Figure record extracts
▬▬▬▬▬▬▬▬▬▬
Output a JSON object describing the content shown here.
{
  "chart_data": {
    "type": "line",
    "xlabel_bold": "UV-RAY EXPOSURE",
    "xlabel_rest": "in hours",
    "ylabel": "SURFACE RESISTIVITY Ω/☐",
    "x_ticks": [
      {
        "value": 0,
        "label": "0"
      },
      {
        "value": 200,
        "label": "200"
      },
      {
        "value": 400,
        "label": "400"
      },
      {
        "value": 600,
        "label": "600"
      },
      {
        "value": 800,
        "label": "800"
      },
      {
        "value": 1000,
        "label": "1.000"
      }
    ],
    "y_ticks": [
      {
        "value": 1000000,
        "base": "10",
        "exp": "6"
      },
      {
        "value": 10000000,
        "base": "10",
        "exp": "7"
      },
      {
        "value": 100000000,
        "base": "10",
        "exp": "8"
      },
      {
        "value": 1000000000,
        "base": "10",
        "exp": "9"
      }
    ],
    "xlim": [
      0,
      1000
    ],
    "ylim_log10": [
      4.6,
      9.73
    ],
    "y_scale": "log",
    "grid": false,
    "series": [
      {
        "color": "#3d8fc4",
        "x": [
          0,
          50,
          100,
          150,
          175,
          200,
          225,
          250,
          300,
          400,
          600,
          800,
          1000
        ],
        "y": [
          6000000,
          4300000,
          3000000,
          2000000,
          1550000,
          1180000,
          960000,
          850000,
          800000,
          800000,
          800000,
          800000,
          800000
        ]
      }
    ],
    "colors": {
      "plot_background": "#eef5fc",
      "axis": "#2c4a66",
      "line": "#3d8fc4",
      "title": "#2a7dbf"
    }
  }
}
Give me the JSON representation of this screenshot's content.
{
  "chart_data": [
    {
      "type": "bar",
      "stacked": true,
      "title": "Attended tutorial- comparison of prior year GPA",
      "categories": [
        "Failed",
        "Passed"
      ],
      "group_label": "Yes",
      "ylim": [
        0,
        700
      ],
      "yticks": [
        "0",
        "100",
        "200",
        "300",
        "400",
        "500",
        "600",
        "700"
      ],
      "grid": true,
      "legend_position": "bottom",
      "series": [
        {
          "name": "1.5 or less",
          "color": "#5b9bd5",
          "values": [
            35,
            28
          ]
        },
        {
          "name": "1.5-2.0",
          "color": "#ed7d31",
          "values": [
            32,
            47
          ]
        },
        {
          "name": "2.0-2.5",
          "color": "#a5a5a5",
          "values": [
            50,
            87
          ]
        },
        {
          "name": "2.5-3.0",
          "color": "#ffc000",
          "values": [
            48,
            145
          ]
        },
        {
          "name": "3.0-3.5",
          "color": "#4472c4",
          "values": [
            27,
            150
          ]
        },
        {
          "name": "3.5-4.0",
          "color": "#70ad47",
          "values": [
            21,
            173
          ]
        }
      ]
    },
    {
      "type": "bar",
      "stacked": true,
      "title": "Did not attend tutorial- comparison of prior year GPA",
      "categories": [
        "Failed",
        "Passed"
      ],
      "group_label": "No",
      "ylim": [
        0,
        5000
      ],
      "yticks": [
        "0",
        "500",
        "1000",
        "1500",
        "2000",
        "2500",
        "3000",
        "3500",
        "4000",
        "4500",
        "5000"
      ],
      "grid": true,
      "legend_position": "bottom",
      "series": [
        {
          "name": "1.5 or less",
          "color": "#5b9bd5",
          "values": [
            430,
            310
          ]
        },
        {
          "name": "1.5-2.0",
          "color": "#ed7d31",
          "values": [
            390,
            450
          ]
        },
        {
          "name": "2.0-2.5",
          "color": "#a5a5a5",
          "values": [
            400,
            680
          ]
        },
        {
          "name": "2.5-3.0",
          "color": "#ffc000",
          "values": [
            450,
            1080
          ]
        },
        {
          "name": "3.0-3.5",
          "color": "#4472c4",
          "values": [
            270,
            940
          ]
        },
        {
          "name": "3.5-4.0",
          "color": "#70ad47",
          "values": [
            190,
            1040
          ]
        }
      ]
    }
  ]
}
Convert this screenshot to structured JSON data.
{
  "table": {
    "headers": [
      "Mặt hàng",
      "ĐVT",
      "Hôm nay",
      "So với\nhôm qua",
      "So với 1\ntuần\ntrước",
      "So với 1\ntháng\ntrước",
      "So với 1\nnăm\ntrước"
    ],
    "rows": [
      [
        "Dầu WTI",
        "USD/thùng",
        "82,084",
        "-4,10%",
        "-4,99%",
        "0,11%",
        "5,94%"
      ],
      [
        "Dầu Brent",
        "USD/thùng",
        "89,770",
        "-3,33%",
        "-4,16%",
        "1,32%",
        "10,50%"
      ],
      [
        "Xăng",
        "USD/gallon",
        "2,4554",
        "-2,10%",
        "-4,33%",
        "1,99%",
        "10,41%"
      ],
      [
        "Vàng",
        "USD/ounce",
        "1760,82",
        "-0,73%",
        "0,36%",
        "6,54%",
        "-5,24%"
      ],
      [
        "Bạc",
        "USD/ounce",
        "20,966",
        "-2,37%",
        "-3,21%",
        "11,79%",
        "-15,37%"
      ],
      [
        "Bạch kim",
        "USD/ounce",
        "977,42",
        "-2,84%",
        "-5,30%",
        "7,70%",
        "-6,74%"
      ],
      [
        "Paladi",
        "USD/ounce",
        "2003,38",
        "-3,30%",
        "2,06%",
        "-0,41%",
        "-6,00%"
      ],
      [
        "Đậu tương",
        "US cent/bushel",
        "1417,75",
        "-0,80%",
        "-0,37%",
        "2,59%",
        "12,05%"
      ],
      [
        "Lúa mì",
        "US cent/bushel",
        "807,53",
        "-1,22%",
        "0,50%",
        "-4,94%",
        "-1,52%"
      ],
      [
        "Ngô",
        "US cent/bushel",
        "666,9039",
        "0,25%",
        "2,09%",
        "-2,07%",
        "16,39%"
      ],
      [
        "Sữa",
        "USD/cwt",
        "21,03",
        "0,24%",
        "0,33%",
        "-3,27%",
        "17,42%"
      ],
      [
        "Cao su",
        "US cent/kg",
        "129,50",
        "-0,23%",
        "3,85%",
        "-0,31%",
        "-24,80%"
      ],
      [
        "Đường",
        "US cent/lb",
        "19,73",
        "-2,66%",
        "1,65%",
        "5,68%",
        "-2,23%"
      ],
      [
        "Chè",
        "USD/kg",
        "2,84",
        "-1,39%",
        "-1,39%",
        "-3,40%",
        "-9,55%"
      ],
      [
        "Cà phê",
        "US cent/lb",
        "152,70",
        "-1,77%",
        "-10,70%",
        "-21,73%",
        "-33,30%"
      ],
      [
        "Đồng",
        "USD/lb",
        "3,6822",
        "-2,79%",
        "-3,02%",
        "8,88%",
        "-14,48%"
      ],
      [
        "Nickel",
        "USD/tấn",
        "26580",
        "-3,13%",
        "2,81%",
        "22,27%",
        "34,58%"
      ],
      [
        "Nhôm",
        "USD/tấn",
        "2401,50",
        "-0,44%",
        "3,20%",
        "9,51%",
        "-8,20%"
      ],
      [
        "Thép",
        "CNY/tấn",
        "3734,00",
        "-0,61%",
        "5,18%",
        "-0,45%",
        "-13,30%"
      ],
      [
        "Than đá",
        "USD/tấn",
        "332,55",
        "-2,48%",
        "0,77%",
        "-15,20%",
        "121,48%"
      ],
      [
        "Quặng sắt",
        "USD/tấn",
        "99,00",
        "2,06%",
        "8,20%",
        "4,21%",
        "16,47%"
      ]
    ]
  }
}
▬▬▬▬▬▬▬▬▬▬
Search the entries for "screenshot" and copy out each line that has it.

■ RESPONSE TO THIS TASK
Give me the JSON representation of this screenshot's content.
Convert this screenshot to structured JSON data.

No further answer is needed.